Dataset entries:
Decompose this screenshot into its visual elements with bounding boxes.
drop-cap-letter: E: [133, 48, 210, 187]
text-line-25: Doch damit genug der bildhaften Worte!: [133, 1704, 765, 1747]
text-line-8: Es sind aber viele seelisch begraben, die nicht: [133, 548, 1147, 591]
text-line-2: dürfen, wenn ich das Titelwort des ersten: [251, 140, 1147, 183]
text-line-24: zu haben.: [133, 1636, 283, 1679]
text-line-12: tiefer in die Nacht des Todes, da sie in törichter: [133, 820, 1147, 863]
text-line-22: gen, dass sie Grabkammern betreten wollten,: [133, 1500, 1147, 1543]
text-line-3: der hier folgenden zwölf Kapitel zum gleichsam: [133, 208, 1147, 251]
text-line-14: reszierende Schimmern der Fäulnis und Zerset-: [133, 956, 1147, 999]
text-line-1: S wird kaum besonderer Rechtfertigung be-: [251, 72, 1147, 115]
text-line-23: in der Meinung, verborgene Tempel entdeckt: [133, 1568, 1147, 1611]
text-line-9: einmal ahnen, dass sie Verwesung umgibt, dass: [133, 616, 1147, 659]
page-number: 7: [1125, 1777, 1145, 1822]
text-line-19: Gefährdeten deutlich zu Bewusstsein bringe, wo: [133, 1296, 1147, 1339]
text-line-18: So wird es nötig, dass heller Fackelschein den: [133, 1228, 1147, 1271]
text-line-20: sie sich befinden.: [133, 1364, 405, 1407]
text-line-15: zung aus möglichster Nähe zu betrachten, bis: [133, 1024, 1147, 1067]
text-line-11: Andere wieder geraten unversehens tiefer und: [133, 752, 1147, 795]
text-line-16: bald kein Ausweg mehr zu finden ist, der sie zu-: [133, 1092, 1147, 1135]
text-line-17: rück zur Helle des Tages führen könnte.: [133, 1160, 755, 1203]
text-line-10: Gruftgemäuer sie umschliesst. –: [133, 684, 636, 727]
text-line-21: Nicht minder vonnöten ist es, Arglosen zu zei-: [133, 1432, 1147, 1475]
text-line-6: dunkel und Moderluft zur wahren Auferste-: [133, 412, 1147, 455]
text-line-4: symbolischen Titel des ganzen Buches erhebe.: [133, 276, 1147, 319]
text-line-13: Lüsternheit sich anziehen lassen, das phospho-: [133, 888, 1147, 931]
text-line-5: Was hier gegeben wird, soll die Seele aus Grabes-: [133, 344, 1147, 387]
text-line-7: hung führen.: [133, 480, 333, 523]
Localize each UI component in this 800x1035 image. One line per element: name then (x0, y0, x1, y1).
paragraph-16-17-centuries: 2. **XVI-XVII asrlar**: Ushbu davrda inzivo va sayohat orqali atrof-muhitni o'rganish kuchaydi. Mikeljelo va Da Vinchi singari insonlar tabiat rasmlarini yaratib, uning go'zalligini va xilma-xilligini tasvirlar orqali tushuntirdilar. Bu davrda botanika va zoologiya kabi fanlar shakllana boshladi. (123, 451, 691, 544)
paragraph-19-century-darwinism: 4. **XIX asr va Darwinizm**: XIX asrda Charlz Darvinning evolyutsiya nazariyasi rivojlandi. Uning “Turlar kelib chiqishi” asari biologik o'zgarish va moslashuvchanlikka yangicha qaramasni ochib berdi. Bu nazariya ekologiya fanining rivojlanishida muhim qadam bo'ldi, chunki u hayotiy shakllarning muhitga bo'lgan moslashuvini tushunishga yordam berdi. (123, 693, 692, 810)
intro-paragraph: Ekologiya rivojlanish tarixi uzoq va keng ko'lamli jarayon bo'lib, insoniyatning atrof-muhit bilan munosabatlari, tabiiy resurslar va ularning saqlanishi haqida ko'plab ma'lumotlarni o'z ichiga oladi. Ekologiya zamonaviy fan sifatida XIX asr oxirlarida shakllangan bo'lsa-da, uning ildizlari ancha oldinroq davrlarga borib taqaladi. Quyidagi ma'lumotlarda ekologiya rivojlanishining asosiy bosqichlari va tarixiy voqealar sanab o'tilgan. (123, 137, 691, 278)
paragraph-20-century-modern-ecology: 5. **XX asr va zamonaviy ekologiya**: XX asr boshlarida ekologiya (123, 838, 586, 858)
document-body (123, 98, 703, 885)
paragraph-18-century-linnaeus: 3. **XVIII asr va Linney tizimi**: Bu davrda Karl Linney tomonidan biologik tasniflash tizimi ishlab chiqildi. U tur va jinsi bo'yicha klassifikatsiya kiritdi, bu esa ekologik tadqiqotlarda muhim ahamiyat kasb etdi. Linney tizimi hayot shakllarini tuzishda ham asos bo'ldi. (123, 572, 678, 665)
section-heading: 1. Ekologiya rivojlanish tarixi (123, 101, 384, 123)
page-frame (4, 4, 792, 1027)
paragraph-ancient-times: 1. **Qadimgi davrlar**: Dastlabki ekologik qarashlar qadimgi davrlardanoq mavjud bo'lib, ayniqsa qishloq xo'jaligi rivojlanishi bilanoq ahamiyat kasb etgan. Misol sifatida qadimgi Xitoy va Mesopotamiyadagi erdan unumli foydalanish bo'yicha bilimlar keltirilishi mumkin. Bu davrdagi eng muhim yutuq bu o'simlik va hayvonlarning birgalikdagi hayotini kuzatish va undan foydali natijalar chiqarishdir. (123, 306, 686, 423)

§ Brief: Present all of the lines above as a Markdown table with two columns, Row and Line, numbering each row and leaving out any blank lines.

§ Completed task:
| Row | Line |
|---|---|
| 1 | Decompose this screenshot into its visual elements with bounding boxes. |
| 2 | drop-cap-letter: E: [133, 48, 210, 187] |
| 3 | text-line-25: Doch damit genug der bildhaften Worte!: [133, 1704, 765, 1747] |
| 4 | text-line-8: Es sind aber viele seelisch begraben, die nicht: [133, 548, 1147, 591] |
| 5 | text-line-2: dürfen, wenn ich das Titelwort des ersten: [251, 140, 1147, 183] |
| 6 | text-line-24: zu haben.: [133, 1636, 283, 1679] |
| 7 | text-line-12: tiefer in die Nacht des Todes, da sie in törichter: [133, 820, 1147, 863] |
| 8 | text-line-22: gen, dass sie Grabkammern betreten wollten,: [133, 1500, 1147, 1543] |
| 9 | text-line-3: der hier folgenden zwölf Kapitel zum gleichsam: [133, 208, 1147, 251] |
| 10 | text-line-14: reszierende Schimmern der Fäulnis und Zerset-: [133, 956, 1147, 999] |
| 11 | text-line-1: S wird kaum besonderer Rechtfertigung be-: [251, 72, 1147, 115] |
| 12 | text-line-23: in der Meinung, verborgene Tempel entdeckt: [133, 1568, 1147, 1611] |
| 13 | text-line-9: einmal ahnen, dass sie Verwesung umgibt, dass: [133, 616, 1147, 659] |
| 14 | page-number: 7: [1125, 1777, 1145, 1822] |
| 15 | text-line-19: Gefährdeten deutlich zu Bewusstsein bringe, wo: [133, 1296, 1147, 1339] |
| 16 | text-line-18: So wird es nötig, dass heller Fackelschein den: [133, 1228, 1147, 1271] |
| 17 | text-line-20: sie sich befinden.: [133, 1364, 405, 1407] |
| 18 | text-line-15: zung aus möglichster Nähe zu betrachten, bis: [133, 1024, 1147, 1067] |
| 19 | text-line-11: Andere wieder geraten unversehens tiefer und: [133, 752, 1147, 795] |
| 20 | text-line-16: bald kein Ausweg mehr zu finden ist, der sie zu-: [133, 1092, 1147, 1135] |
| 21 | text-line-17: rück zur Helle des Tages führen könnte.: [133, 1160, 755, 1203] |
| 22 | text-line-10: Gruftgemäuer sie umschliesst. –: [133, 684, 636, 727] |
| 23 | text-line-21: Nicht minder vonnöten ist es, Arglosen zu zei-: [133, 1432, 1147, 1475] |
| 24 | text-line-6: dunkel und Moderluft zur wahren Auferste-: [133, 412, 1147, 455] |
| 25 | text-line-4: symbolischen Titel des ganzen Buches erhebe.: [133, 276, 1147, 319] |
| 26 | text-line-13: Lüsternheit sich anziehen lassen, das phospho-: [133, 888, 1147, 931] |
| 27 | text-line-5: Was hier gegeben wird, soll die Seele aus Grabes-: [133, 344, 1147, 387] |
| 28 | text-line-7: hung führen.: [133, 480, 333, 523] |
| 29 | Localize each UI component in this 800x1035 image. One line per element: name then (x0, y0, x1, y1). |
| 30 | paragraph-16-17-centuries: 2. **XVI-XVII asrlar**: Ushbu davrda inzivo va sayohat orqali atrof-muhitni o'rganish kuchaydi. Mikeljelo va Da Vinchi singari insonlar tabiat rasmlarini yaratib, uning go'zalligini va xilma-xilligini tasvirlar orqali tushuntirdilar. Bu davrda botanika va zoologiya kabi fanlar shakllana boshladi. (123, 451, 691, 544) |
| 31 | paragraph-19-century-darwinism: 4. **XIX asr va Darwinizm**: XIX asrda Charlz Darvinning evolyutsiya nazariyasi rivojlandi. Uning “Turlar kelib chiqishi” asari biologik o'zgarish va moslashuvchanlikka yangicha qaramasni ochib berdi. Bu nazariya ekologiya fanining rivojlanishida muhim qadam bo'ldi, chunki u hayotiy shakllarning muhitga bo'lgan moslashuvini tushunishga yordam berdi. (123, 693, 692, 810) |
| 32 | intro-paragraph: Ekologiya rivojlanish tarixi uzoq va keng ko'lamli jarayon bo'lib, insoniyatning atrof-muhit bilan munosabatlari, tabiiy resurslar va ularning saqlanishi haqida ko'plab ma'lumotlarni o'z ichiga oladi. Ekologiya zamonaviy fan sifatida XIX asr oxirlarida shakllangan bo'lsa-da, uning ildizlari ancha oldinroq davrlarga borib taqaladi. Quyidagi ma'lumotlarda ekologiya rivojlanishining asosiy bosqichlari va tarixiy voqealar sanab o'tilgan. (123, 137, 691, 278) |
| 33 | paragraph-20-century-modern-ecology: 5. **XX asr va zamonaviy ekologiya**: XX asr boshlarida ekologiya (123, 838, 586, 858) |
| 34 | document-body (123, 98, 703, 885) |
| 35 | paragraph-18-century-linnaeus: 3. **XVIII asr va Linney tizimi**: Bu davrda Karl Linney tomonidan biologik tasniflash tizimi ishlab chiqildi. U tur va jinsi bo'yicha klassifikatsiya kiritdi, bu esa ekologik tadqiqotlarda muhim ahamiyat kasb etdi. Linney tizimi hayot shakllarini tuzishda ham asos bo'ldi. (123, 572, 678, 665) |
| 36 | section-heading: 1. Ekologiya rivojlanish tarixi (123, 101, 384, 123) |
| 37 | page-frame (4, 4, 792, 1027) |
| 38 | paragraph-ancient-times: 1. **Qadimgi davrlar**: Dastlabki ekologik qarashlar qadimgi davrlardanoq mavjud bo'lib, ayniqsa qishloq xo'jaligi rivojlanishi bilanoq ahamiyat kasb etgan. Misol sifatida qadimgi Xitoy va Mesopotamiyadagi erdan unumli foydalanish bo'yicha bilimlar keltirilishi mumkin. Bu davrdagi eng muhim yutuq bu o'simlik va hayvonlarning birgalikdagi hayotini kuzatish va undan foydali natijalar chiqarishdir. (123, 306, 686, 423) |